== CHALLENGE ==
Collect each line of the entries that holds the string "следовал".

Saved entries
++++++++

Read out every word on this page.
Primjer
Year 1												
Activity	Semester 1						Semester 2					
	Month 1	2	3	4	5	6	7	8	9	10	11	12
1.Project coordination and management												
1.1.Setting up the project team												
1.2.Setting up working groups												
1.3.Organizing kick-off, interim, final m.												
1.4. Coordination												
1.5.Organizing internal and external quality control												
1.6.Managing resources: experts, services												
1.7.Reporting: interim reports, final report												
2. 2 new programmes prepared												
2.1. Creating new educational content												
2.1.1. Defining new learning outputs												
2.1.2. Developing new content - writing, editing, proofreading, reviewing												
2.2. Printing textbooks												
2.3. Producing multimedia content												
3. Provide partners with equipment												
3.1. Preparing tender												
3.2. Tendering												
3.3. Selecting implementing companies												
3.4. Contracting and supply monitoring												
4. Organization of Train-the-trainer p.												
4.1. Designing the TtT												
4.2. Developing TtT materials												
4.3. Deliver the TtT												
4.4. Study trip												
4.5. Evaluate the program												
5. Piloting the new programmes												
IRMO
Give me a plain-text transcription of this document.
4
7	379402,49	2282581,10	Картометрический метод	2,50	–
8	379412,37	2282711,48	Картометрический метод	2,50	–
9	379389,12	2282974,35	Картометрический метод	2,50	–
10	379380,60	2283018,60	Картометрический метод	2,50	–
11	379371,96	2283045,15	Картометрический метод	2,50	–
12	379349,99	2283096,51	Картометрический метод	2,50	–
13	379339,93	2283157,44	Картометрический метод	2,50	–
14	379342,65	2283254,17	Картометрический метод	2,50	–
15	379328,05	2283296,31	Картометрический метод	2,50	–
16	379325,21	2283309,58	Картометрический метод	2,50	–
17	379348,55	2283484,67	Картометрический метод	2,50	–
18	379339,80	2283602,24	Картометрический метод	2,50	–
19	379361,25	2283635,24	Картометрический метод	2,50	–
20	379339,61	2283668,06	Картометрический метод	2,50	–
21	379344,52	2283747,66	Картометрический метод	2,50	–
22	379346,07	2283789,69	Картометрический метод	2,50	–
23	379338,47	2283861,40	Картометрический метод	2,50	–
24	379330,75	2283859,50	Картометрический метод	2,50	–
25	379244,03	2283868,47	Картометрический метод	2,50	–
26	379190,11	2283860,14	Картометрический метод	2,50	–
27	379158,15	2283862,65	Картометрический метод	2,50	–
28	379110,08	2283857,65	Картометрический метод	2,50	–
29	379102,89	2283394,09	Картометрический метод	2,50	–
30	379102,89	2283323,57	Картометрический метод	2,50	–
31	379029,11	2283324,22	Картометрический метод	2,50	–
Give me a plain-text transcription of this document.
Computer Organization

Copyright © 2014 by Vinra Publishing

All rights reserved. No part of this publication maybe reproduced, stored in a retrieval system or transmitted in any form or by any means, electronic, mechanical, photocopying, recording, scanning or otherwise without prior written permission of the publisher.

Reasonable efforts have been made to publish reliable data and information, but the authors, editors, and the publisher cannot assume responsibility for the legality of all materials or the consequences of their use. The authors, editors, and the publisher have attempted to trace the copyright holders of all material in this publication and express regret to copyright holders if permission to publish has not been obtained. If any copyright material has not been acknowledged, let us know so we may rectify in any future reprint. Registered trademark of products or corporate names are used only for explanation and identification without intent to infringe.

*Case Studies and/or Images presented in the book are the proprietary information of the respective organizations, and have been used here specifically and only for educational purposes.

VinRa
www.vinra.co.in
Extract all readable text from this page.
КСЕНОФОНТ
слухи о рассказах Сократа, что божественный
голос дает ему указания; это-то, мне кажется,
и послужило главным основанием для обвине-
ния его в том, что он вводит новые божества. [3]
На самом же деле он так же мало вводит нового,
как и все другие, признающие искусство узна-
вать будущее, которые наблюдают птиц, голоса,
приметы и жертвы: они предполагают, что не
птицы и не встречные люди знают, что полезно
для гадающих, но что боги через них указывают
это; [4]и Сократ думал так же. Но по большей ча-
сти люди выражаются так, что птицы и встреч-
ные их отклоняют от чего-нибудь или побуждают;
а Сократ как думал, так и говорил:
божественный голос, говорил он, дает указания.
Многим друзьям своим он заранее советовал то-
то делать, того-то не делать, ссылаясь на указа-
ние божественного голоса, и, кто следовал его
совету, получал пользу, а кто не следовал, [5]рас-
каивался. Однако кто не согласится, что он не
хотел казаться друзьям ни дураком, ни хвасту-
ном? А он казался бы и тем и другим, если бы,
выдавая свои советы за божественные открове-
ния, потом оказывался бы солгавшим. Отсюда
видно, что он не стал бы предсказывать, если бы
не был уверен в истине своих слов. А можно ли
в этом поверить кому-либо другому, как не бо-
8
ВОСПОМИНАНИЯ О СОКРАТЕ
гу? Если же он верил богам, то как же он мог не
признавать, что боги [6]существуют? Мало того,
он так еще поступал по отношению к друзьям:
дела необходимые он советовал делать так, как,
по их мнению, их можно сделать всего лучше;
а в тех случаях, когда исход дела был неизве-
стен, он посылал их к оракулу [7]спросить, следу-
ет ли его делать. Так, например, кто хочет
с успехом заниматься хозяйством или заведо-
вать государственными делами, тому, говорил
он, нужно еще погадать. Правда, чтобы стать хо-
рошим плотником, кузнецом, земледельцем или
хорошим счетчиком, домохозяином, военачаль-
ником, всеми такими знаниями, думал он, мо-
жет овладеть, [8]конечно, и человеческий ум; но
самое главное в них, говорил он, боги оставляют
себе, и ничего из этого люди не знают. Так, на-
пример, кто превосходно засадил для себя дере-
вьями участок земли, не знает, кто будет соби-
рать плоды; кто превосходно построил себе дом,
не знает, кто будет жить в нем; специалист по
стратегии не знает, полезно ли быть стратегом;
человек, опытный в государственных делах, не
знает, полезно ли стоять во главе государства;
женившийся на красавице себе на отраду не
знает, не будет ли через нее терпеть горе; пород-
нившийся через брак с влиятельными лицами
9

++++++++

== FULL RESPONSE ==
ние божественного голоса, и, кто следовал его
совету, получал пользу, а кто не следовал, [5]рас-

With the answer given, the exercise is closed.